Task to complete
Print all entries word for word.

--- start of Data rows ---

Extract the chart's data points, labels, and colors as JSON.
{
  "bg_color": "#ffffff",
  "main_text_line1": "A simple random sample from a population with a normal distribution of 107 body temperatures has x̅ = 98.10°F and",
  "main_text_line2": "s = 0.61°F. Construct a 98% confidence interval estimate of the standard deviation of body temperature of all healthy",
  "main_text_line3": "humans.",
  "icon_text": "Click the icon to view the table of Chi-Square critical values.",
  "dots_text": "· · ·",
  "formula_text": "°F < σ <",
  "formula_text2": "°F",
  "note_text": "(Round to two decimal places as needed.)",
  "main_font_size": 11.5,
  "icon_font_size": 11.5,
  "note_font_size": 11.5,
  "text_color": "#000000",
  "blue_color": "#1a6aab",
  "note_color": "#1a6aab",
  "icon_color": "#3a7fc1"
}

--- end of Data rows ---

Worked solution
Extract the chart's data points, labels, and colors as JSON.
{
  "bg_color": "#ffffff",
  "main_text_line1": "A simple random sample from a population with a normal distribution of 107 body temperatures has x̅ = 98.10°F and",
  "main_text_line2": "s = 0.61°F. Construct a 98% confidence interval estimate of the standard deviation of body temperature of all healthy",
  "main_text_line3": "humans.",
  "icon_text": "Click the icon to view the table of Chi-Square critical values.",
  "dots_text": "· · ·",
  "formula_text": "°F < σ <",
  "formula_text2": "°F",
  "note_text": "(Round to two decimal places as needed.)",
  "main_font_size": 11.5,
  "icon_font_size": 11.5,
  "note_font_size": 11.5,
  "text_color": "#000000",
  "blue_color": "#1a6aab",
  "note_color": "#1a6aab",
  "icon_color": "#3a7fc1"
}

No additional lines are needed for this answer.